Stated exercise:
Leaving out every picture, quote the data below exactly as it appears.
## START Record extracts
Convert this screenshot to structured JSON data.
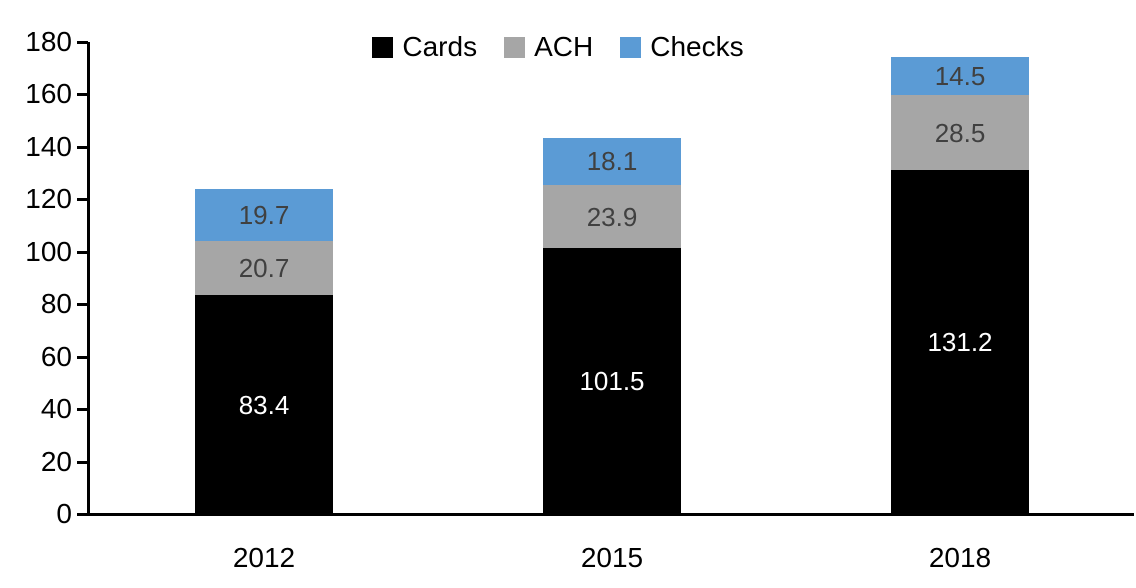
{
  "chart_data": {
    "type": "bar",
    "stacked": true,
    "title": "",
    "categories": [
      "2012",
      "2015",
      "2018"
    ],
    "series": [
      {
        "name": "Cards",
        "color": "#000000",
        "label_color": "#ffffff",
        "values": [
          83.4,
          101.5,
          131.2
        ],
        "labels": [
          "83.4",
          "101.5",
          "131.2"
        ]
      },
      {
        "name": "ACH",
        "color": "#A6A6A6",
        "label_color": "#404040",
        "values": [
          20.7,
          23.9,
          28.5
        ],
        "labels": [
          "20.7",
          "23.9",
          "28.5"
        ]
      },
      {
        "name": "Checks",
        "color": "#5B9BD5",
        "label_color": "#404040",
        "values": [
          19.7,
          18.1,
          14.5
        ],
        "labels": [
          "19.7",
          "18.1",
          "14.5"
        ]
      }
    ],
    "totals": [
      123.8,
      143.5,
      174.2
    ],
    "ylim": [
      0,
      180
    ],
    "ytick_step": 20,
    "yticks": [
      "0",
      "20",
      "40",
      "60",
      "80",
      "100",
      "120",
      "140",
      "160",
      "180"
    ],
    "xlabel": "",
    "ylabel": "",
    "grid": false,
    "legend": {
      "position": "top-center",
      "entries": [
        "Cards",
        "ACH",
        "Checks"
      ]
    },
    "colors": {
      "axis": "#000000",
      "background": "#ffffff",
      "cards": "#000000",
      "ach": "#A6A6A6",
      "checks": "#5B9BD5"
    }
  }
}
## END Record extracts
Expected answer:
Convert this screenshot to structured JSON data.
{
  "chart_data": {
    "type": "bar",
    "stacked": true,
    "title": "",
    "categories": [
      "2012",
      "2015",
      "2018"
    ],
    "series": [
      {
        "name": "Cards",
        "color": "#000000",
        "label_color": "#ffffff",
        "values": [
          83.4,
          101.5,
          131.2
        ],
        "labels": [
          "83.4",
          "101.5",
          "131.2"
        ]
      },
      {
        "name": "ACH",
        "color": "#A6A6A6",
        "label_color": "#404040",
        "values": [
          20.7,
          23.9,
          28.5
        ],
        "labels": [
          "20.7",
          "23.9",
          "28.5"
        ]
      },
      {
        "name": "Checks",
        "color": "#5B9BD5",
        "label_color": "#404040",
        "values": [
          19.7,
          18.1,
          14.5
        ],
        "labels": [
          "19.7",
          "18.1",
          "14.5"
        ]
      }
    ],
    "totals": [
      123.8,
      143.5,
      174.2
    ],
    "ylim": [
      0,
      180
    ],
    "ytick_step": 20,
    "yticks": [
      "0",
      "20",
      "40",
      "60",
      "80",
      "100",
      "120",
      "140",
      "160",
      "180"
    ],
    "xlabel": "",
    "ylabel": "",
    "grid": false,
    "legend": {
      "position": "top-center",
      "entries": [
        "Cards",
        "ACH",
        "Checks"
      ]
    },
    "colors": {
      "axis": "#000000",
      "background": "#ffffff",
      "cards": "#000000",
      "ach": "#A6A6A6",
      "checks": "#5B9BD5"
    }
  }
}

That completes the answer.